# Stored records:

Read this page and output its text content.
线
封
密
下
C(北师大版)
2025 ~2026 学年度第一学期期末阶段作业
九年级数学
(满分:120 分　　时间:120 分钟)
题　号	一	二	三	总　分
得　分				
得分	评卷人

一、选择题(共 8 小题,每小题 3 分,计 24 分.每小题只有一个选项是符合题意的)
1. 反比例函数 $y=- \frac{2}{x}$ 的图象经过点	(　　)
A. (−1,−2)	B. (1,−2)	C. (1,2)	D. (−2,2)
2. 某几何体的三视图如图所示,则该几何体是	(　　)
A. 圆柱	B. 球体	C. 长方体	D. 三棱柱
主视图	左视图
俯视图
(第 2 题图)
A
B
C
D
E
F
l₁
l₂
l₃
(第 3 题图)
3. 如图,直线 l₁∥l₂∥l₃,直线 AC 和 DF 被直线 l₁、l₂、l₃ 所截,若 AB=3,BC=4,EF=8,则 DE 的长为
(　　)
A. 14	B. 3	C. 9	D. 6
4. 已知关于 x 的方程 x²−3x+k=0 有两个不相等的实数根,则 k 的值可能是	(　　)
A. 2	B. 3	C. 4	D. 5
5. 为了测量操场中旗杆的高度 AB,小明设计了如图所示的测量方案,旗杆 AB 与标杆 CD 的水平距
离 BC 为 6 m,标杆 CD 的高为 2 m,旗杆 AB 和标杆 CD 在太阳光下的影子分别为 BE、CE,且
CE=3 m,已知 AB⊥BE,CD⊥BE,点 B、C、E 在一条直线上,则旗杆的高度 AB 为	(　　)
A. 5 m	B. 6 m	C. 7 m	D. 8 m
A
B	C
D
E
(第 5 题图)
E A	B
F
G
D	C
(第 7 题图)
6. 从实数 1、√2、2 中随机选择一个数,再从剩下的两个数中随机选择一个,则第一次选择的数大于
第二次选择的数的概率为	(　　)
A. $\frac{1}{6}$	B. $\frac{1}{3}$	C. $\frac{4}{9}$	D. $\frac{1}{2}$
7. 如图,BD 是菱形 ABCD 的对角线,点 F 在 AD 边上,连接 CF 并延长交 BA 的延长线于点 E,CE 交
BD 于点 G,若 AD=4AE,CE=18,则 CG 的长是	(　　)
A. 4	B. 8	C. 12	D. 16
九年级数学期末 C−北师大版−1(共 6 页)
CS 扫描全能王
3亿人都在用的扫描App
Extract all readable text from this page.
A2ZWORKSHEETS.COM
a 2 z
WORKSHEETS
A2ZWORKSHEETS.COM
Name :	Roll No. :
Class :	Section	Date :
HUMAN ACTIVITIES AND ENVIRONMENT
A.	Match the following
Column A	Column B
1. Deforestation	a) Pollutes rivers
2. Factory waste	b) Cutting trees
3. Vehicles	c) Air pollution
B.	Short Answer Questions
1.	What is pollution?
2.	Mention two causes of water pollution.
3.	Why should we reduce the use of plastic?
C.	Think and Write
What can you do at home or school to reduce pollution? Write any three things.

# What the task asks:
Copy each line of the data above without altering a single character.

# Response to the task:
Read this page and output its text content.
线
封
密
下
C(北师大版)
2025 ~2026 学年度第一学期期末阶段作业
九年级数学
(满分:120 分　　时间:120 分钟)
题　号	一	二	三	总　分
得　分				
得分	评卷人

一、选择题(共 8 小题,每小题 3 分,计 24 分.每小题只有一个选项是符合题意的)
1. 反比例函数 $y=- \frac{2}{x}$ 的图象经过点	(　　)
A. (−1,−2)	B. (1,−2)	C. (1,2)	D. (−2,2)
2. 某几何体的三视图如图所示,则该几何体是	(　　)
A. 圆柱	B. 球体	C. 长方体	D. 三棱柱
主视图	左视图
俯视图
(第 2 题图)
A
B
C
D
E
F
l₁
l₂
l₃
(第 3 题图)
3. 如图,直线 l₁∥l₂∥l₃,直线 AC 和 DF 被直线 l₁、l₂、l₃ 所截,若 AB=3,BC=4,EF=8,则 DE 的长为
(　　)
A. 14	B. 3	C. 9	D. 6
4. 已知关于 x 的方程 x²−3x+k=0 有两个不相等的实数根,则 k 的值可能是	(　　)
A. 2	B. 3	C. 4	D. 5
5. 为了测量操场中旗杆的高度 AB,小明设计了如图所示的测量方案,旗杆 AB 与标杆 CD 的水平距
离 BC 为 6 m,标杆 CD 的高为 2 m,旗杆 AB 和标杆 CD 在太阳光下的影子分别为 BE、CE,且
CE=3 m,已知 AB⊥BE,CD⊥BE,点 B、C、E 在一条直线上,则旗杆的高度 AB 为	(　　)
A. 5 m	B. 6 m	C. 7 m	D. 8 m
A
B	C
D
E
(第 5 题图)
E A	B
F
G
D	C
(第 7 题图)
6. 从实数 1、√2、2 中随机选择一个数,再从剩下的两个数中随机选择一个,则第一次选择的数大于
第二次选择的数的概率为	(　　)
A. $\frac{1}{6}$	B. $\frac{1}{3}$	C. $\frac{4}{9}$	D. $\frac{1}{2}$
7. 如图,BD 是菱形 ABCD 的对角线,点 F 在 AD 边上,连接 CF 并延长交 BA 的延长线于点 E,CE 交
BD 于点 G,若 AD=4AE,CE=18,则 CG 的长是	(　　)
A. 4	B. 8	C. 12	D. 16
九年级数学期末 C−北师大版−1(共 6 页)
CS 扫描全能王
3亿人都在用的扫描App
Extract all readable text from this page.
A2ZWORKSHEETS.COM
a 2 z
WORKSHEETS
A2ZWORKSHEETS.COM
Name :	Roll No. :
Class :	Section	Date :
HUMAN ACTIVITIES AND ENVIRONMENT
A.	Match the following
Column A	Column B
1. Deforestation	a) Pollutes rivers
2. Factory waste	b) Cutting trees
3. Vehicles	c) Air pollution
B.	Short Answer Questions
1.	What is pollution?
2.	Mention two causes of water pollution.
3.	Why should we reduce the use of plastic?
C.	Think and Write
What can you do at home or school to reduce pollution? Write any three things.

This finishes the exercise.